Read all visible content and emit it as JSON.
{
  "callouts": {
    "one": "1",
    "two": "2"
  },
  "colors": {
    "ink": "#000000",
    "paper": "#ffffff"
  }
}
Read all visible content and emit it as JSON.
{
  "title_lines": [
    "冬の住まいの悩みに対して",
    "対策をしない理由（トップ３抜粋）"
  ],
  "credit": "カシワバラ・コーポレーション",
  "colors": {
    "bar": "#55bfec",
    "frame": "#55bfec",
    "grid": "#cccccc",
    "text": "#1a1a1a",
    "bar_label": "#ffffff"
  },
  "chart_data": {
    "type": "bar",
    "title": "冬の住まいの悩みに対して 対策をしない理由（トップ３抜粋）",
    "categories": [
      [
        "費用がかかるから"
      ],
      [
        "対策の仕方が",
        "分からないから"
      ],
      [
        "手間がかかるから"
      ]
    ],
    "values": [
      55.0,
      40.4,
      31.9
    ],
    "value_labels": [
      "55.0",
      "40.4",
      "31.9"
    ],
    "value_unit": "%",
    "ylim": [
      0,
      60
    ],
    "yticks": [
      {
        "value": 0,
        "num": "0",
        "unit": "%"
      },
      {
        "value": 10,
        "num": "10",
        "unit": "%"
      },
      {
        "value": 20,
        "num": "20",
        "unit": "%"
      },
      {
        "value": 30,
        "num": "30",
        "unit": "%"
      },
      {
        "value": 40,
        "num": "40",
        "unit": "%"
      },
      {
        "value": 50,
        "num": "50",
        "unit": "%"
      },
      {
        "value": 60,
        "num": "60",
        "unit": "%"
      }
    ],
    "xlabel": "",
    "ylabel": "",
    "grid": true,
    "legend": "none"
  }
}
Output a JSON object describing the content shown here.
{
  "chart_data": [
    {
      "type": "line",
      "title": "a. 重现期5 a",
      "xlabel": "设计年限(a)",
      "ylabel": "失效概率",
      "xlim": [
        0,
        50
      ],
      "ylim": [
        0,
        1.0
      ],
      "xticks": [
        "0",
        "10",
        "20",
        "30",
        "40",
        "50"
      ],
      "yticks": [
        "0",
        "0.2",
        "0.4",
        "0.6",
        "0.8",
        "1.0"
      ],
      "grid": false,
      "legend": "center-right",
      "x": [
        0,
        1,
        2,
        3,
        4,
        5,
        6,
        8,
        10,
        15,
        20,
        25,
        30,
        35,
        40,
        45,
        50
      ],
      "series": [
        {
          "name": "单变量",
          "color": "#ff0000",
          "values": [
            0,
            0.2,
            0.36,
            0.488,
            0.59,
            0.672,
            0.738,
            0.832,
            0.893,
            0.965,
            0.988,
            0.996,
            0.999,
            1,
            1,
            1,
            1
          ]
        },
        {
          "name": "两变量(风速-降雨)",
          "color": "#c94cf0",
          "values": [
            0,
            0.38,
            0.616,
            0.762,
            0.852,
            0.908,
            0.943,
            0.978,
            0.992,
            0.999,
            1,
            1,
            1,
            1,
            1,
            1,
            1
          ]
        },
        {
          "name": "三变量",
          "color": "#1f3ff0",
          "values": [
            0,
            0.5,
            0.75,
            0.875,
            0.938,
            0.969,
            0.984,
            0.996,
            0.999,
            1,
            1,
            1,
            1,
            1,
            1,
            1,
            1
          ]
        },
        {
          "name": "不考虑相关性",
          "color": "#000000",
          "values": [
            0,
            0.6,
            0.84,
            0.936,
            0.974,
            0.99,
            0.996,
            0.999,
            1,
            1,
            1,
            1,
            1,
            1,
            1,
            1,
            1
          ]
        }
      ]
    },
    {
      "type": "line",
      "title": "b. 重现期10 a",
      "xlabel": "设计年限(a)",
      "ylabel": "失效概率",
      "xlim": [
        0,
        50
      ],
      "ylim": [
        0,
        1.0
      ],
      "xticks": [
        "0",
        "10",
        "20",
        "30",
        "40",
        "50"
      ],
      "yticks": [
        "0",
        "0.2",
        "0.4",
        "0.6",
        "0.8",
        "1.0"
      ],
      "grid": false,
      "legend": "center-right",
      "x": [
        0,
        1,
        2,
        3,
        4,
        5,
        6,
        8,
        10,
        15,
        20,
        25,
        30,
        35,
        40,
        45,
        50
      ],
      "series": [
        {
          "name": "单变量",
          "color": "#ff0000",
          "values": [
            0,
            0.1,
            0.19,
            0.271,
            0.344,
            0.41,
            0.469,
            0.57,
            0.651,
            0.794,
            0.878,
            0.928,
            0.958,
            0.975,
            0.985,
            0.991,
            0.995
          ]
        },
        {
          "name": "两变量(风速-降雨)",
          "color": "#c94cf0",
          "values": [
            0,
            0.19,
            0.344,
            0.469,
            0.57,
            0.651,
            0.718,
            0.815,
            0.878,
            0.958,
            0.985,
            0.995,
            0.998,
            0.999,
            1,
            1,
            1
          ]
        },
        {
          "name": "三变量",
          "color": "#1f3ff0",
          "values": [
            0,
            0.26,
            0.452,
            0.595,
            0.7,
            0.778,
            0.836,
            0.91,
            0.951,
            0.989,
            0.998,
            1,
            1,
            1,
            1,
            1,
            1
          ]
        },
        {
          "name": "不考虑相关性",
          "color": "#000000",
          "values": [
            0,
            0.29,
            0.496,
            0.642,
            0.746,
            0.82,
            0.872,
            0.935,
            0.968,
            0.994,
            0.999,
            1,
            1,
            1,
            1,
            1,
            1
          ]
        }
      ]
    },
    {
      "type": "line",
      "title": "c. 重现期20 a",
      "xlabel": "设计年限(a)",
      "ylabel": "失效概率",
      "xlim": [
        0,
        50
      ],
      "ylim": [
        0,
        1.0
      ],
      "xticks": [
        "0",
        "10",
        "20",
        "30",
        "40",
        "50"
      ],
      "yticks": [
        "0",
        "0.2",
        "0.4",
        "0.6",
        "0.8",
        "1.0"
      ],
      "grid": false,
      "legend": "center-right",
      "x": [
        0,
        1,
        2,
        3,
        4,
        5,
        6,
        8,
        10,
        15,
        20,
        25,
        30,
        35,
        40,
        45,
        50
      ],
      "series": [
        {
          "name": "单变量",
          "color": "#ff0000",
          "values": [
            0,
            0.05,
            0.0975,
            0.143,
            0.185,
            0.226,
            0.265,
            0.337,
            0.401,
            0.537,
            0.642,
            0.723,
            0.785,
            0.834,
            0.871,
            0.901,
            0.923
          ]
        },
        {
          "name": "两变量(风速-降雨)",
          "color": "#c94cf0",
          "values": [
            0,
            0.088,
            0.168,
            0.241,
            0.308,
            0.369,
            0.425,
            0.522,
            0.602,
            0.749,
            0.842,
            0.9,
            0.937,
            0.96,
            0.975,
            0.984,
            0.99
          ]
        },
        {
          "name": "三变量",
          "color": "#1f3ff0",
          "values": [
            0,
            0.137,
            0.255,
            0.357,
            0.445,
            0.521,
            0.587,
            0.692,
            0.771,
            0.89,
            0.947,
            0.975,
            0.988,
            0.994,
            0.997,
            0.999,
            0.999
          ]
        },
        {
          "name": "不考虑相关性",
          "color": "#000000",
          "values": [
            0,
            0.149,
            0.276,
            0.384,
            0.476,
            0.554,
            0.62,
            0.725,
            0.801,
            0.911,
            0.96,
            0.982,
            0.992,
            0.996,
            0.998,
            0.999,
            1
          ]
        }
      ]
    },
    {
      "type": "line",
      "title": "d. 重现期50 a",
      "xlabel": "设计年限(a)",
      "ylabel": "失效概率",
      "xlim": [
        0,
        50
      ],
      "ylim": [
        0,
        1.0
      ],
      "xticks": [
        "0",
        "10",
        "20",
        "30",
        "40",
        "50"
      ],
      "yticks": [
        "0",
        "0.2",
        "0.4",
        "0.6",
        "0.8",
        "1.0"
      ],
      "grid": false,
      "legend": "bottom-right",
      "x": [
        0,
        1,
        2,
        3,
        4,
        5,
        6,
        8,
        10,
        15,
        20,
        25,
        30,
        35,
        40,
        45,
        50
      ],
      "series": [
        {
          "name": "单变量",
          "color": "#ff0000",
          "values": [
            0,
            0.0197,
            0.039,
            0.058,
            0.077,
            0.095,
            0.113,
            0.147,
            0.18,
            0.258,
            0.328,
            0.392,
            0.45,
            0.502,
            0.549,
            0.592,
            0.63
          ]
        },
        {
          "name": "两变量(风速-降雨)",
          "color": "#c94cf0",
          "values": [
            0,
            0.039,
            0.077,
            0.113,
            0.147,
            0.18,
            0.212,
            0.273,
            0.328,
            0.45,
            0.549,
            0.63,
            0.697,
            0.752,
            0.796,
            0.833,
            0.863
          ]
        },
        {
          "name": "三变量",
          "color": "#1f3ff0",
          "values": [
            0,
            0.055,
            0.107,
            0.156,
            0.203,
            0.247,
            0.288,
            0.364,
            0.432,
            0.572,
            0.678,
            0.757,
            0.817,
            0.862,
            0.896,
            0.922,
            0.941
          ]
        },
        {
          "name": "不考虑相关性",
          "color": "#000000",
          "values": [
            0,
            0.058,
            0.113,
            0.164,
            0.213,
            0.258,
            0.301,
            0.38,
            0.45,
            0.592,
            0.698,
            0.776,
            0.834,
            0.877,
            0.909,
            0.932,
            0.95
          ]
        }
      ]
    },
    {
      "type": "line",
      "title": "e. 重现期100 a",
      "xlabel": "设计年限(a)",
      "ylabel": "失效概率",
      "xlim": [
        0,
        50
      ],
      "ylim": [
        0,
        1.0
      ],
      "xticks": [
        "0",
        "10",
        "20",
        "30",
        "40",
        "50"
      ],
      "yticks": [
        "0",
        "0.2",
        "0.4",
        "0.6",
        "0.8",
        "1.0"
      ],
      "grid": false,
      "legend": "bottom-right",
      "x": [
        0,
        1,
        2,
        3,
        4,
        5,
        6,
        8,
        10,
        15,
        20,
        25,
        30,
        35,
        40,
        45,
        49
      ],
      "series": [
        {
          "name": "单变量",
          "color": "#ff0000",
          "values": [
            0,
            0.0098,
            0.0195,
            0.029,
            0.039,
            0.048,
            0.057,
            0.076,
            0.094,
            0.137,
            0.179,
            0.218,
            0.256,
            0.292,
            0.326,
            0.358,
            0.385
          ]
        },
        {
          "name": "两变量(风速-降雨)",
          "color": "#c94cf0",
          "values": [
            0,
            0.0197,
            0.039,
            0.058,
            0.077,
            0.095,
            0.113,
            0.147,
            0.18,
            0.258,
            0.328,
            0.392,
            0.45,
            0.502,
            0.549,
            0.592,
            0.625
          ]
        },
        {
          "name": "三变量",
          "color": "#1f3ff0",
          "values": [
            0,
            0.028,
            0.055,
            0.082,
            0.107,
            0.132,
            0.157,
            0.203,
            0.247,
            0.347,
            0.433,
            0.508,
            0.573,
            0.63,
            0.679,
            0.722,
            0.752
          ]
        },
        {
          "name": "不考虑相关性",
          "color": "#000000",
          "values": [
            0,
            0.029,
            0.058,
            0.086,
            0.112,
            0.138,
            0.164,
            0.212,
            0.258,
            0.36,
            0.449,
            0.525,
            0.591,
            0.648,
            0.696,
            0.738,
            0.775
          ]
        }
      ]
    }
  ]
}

☆ ☆ ☆ ☆ ☆ ☆ ☆

Locate each line containing the string "冬の住まいの悩みに対して" and show it.

Solution:
    "冬の住まいの悩みに対して",
    "title": "冬の住まいの悩みに対して 対策をしない理由（トップ３抜粋）",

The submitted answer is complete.